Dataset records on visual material
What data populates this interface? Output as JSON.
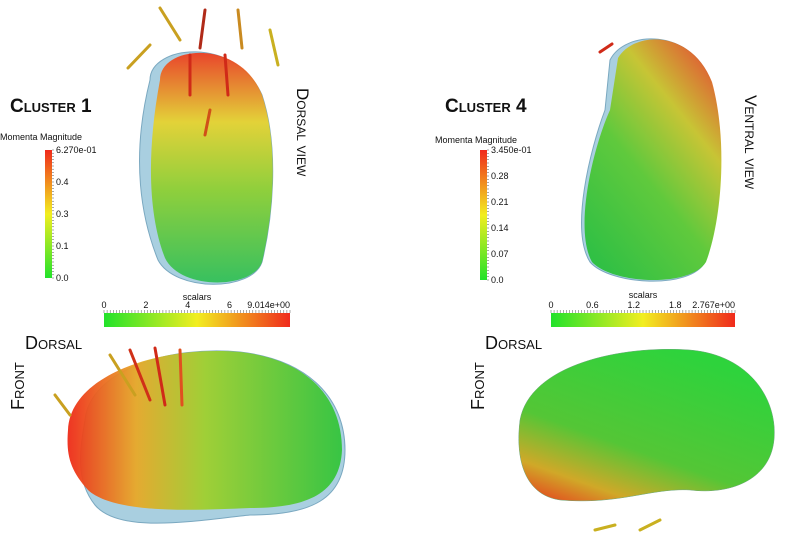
{
  "panels": [
    {
      "title": "Cluster 1",
      "view": "Dorsal view",
      "momenta": {
        "label": "Momenta Magnitude",
        "ticks": [
          "6.270e-01",
          "0.4",
          "0.3",
          "0.1",
          "0.0"
        ]
      },
      "scalars": {
        "label": "scalars",
        "ticks": [
          "0",
          "2",
          "4",
          "6",
          "9.014e+00"
        ]
      },
      "bottom_top_label": "Dorsal",
      "bottom_side_label": "Front"
    },
    {
      "title": "Cluster 4",
      "view": "Ventral view",
      "momenta": {
        "label": "Momenta Magnitude",
        "ticks": [
          "3.450e-01",
          "0.28",
          "0.21",
          "0.14",
          "0.07",
          "0.0"
        ]
      },
      "scalars": {
        "label": "scalars",
        "ticks": [
          "0",
          "0.6",
          "1.2",
          "1.8",
          "2.767e+00"
        ]
      },
      "bottom_top_label": "Dorsal",
      "bottom_side_label": "Front"
    }
  ]
}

■ **Goal**
Leave out the pictures and transcribe the entries above exactly.

■ **Output**
What data populates this interface? Output as JSON.
{
  "panels": [
    {
      "title": "Cluster 1",
      "view": "Dorsal view",
      "momenta": {
        "label": "Momenta Magnitude",
        "ticks": [
          "6.270e-01",
          "0.4",
          "0.3",
          "0.1",
          "0.0"
        ]
      },
      "scalars": {
        "label": "scalars",
        "ticks": [
          "0",
          "2",
          "4",
          "6",
          "9.014e+00"
        ]
      },
      "bottom_top_label": "Dorsal",
      "bottom_side_label": "Front"
    },
    {
      "title": "Cluster 4",
      "view": "Ventral view",
      "momenta": {
        "label": "Momenta Magnitude",
        "ticks": [
          "3.450e-01",
          "0.28",
          "0.21",
          "0.14",
          "0.07",
          "0.0"
        ]
      },
      "scalars": {
        "label": "scalars",
        "ticks": [
          "0",
          "0.6",
          "1.2",
          "1.8",
          "2.767e+00"
        ]
      },
      "bottom_top_label": "Dorsal",
      "bottom_side_label": "Front"
    }
  ]
}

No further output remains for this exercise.